Dataset records —
--------------------------------------------------

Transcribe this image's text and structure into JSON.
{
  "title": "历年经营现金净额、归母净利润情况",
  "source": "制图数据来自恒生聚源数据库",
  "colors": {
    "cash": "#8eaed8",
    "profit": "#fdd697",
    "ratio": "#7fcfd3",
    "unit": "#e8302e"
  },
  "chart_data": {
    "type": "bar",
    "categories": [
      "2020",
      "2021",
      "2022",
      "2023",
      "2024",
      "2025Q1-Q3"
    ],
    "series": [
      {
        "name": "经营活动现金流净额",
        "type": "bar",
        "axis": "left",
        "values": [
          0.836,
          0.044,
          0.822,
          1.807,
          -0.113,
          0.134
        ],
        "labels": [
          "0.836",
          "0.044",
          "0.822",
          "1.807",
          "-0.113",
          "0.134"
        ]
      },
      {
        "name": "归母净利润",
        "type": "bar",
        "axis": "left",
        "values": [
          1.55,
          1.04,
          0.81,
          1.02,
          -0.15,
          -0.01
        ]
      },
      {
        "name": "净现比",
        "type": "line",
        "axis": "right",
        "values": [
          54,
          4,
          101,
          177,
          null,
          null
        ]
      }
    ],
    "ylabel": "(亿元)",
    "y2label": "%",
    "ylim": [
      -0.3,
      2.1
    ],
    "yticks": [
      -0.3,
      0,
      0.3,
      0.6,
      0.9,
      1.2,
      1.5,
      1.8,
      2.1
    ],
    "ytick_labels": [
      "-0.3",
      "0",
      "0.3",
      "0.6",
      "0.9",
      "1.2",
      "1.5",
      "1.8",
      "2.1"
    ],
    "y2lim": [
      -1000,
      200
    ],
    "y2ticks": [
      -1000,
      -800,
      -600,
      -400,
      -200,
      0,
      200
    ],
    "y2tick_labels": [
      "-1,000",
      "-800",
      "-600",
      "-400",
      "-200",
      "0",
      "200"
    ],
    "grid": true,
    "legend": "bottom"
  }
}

--------------------------------------------------

What is needed — Extract every record. Keep wording exact.

Response to this task —
Transcribe this image's text and structure into JSON.
{
  "title": "历年经营现金净额、归母净利润情况",
  "source": "制图数据来自恒生聚源数据库",
  "colors": {
    "cash": "#8eaed8",
    "profit": "#fdd697",
    "ratio": "#7fcfd3",
    "unit": "#e8302e"
  },
  "chart_data": {
    "type": "bar",
    "categories": [
      "2020",
      "2021",
      "2022",
      "2023",
      "2024",
      "2025Q1-Q3"
    ],
    "series": [
      {
        "name": "经营活动现金流净额",
        "type": "bar",
        "axis": "left",
        "values": [
          0.836,
          0.044,
          0.822,
          1.807,
          -0.113,
          0.134
        ],
        "labels": [
          "0.836",
          "0.044",
          "0.822",
          "1.807",
          "-0.113",
          "0.134"
        ]
      },
      {
        "name": "归母净利润",
        "type": "bar",
        "axis": "left",
        "values": [
          1.55,
          1.04,
          0.81,
          1.02,
          -0.15,
          -0.01
        ]
      },
      {
        "name": "净现比",
        "type": "line",
        "axis": "right",
        "values": [
          54,
          4,
          101,
          177,
          null,
          null
        ]
      }
    ],
    "ylabel": "(亿元)",
    "y2label": "%",
    "ylim": [
      -0.3,
      2.1
    ],
    "yticks": [
      -0.3,
      0,
      0.3,
      0.6,
      0.9,
      1.2,
      1.5,
      1.8,
      2.1
    ],
    "ytick_labels": [
      "-0.3",
      "0",
      "0.3",
      "0.6",
      "0.9",
      "1.2",
      "1.5",
      "1.8",
      "2.1"
    ],
    "y2lim": [
      -1000,
      200
    ],
    "y2ticks": [
      -1000,
      -800,
      -600,
      -400,
      -200,
      0,
      200
    ],
    "y2tick_labels": [
      "-1,000",
      "-800",
      "-600",
      "-400",
      "-200",
      "0",
      "200"
    ],
    "grid": true,
    "legend": "bottom"
  }
}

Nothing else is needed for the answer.